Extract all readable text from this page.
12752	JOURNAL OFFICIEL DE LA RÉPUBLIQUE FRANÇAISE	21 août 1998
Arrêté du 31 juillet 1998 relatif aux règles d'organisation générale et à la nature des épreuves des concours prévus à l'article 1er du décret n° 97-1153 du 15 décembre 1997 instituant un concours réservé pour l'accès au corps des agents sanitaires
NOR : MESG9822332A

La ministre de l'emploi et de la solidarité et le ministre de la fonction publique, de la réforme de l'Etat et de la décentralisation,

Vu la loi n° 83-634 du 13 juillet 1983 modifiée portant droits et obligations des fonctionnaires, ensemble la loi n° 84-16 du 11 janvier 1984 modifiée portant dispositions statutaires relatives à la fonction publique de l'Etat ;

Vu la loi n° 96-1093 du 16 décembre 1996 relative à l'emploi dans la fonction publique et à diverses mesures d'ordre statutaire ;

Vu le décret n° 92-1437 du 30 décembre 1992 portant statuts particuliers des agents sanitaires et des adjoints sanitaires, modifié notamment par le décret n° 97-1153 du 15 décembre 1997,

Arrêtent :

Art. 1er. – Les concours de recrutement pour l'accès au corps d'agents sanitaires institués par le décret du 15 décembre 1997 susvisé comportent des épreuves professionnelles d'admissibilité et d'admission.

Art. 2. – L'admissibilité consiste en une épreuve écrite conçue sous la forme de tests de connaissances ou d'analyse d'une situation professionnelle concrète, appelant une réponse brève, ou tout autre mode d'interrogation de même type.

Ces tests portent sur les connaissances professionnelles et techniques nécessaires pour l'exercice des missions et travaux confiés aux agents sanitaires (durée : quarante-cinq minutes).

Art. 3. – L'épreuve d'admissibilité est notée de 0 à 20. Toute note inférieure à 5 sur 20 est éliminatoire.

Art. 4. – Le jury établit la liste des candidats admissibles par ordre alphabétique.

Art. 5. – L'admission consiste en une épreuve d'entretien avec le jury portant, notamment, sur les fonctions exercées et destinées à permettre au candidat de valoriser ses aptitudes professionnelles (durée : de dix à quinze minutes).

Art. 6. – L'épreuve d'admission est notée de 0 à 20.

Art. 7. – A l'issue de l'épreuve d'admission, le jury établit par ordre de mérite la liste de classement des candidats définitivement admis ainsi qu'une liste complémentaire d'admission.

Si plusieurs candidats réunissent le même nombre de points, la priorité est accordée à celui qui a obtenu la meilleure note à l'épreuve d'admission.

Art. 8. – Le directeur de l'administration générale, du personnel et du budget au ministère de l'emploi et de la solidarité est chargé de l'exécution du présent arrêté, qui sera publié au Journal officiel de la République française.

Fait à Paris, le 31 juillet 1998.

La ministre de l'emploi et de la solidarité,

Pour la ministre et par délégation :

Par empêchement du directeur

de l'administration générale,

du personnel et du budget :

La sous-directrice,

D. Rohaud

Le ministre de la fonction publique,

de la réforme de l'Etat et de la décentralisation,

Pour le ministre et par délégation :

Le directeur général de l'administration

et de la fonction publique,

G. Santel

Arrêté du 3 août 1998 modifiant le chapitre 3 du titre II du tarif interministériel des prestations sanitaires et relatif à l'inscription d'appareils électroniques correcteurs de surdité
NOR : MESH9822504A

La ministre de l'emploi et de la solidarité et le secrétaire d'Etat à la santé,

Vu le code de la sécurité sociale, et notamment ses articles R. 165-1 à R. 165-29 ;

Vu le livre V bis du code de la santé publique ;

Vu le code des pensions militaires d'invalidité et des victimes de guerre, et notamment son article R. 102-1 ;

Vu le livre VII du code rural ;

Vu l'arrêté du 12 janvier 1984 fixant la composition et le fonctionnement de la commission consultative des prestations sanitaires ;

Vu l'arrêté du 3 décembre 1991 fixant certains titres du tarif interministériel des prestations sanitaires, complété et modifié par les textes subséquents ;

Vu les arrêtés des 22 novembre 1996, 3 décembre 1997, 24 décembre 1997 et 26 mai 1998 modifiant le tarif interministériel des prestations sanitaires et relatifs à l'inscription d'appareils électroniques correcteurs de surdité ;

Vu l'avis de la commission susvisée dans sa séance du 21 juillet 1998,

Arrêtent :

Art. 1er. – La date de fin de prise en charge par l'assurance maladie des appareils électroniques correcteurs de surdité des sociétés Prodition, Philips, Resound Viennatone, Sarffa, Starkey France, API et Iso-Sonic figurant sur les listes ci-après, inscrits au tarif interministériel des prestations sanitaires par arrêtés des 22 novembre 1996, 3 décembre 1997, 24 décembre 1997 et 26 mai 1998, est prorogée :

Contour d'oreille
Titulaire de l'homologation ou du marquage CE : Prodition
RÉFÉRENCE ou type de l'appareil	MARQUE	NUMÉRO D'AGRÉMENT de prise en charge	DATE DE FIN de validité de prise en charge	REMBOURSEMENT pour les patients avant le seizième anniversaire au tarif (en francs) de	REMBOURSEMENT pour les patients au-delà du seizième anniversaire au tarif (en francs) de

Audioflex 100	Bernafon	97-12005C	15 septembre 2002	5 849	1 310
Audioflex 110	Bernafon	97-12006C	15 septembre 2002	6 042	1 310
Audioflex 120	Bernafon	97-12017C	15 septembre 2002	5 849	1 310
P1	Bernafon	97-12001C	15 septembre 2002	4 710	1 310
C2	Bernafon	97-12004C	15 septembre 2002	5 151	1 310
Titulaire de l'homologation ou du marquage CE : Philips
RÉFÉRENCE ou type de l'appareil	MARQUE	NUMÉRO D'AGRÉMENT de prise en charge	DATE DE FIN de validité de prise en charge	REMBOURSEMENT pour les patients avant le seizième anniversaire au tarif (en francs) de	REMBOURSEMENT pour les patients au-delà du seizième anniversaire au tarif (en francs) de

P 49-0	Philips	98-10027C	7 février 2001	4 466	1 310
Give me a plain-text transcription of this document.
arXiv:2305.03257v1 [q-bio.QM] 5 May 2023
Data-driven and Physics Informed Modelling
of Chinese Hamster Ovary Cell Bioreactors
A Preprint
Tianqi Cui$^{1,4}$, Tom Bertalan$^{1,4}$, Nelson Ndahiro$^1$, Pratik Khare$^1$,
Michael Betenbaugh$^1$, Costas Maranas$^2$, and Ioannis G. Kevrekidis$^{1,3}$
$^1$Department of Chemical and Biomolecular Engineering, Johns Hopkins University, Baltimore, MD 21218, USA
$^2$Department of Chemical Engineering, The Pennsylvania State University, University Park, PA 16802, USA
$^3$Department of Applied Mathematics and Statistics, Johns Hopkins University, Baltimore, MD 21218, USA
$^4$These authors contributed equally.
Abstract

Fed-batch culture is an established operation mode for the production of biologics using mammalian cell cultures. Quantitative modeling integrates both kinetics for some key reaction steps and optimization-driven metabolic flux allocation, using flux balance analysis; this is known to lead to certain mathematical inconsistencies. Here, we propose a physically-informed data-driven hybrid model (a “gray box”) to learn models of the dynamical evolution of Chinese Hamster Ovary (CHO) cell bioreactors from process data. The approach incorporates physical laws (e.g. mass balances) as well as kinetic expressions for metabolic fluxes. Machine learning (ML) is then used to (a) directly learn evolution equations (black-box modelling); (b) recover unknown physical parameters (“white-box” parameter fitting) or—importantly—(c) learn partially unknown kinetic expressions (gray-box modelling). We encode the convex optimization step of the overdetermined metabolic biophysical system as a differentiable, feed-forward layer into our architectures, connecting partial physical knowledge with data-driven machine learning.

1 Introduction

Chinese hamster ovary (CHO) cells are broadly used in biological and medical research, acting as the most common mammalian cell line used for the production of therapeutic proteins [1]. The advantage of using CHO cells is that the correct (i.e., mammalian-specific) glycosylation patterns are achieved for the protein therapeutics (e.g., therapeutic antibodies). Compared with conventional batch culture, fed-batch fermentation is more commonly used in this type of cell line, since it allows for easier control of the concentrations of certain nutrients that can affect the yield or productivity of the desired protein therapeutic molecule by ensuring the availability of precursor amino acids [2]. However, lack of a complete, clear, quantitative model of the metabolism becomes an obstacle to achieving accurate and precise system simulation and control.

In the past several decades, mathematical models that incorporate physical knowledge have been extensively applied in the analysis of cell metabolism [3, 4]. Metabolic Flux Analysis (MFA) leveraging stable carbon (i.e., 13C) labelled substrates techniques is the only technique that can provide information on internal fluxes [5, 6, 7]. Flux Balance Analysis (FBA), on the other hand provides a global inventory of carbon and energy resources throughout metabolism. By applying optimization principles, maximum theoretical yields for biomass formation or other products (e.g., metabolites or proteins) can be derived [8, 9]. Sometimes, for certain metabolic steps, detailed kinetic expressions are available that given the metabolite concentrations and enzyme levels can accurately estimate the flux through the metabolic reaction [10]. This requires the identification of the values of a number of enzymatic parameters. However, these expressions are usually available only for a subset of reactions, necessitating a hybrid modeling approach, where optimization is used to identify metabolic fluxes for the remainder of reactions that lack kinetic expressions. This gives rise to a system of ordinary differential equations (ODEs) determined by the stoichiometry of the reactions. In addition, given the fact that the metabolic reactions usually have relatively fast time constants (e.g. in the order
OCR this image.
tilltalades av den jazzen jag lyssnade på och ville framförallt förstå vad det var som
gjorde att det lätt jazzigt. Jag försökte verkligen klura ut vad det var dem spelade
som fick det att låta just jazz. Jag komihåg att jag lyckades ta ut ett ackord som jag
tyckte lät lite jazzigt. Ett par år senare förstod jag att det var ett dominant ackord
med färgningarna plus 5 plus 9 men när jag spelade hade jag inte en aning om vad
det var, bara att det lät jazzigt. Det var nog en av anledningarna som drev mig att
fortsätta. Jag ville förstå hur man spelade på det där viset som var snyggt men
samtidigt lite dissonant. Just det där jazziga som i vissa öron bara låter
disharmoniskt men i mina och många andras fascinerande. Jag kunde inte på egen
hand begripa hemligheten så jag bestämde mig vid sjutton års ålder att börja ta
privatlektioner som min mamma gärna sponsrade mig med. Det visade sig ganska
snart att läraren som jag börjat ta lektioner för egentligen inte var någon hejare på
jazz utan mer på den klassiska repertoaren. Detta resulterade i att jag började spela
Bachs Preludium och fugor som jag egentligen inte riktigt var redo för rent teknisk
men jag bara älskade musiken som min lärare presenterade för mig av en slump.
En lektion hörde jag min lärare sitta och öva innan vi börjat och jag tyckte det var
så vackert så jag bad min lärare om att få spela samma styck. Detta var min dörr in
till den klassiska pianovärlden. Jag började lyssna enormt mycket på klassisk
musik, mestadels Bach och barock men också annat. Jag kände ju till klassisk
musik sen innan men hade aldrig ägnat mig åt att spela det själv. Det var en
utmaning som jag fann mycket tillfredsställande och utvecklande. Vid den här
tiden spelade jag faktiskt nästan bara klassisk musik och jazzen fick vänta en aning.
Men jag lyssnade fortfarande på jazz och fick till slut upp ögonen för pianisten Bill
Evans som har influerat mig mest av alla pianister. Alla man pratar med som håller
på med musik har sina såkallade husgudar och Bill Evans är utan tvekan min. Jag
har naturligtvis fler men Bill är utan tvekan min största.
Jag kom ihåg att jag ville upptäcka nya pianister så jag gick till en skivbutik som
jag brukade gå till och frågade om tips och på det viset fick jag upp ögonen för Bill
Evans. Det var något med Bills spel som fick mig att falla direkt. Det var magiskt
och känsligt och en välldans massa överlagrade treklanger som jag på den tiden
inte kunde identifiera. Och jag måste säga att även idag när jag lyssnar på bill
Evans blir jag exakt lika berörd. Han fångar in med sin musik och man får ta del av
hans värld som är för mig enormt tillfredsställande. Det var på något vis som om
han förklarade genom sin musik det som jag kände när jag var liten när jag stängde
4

Work order
Give the number of lines in the listing that contain the string "något". Write nothing else.

Result for this task
2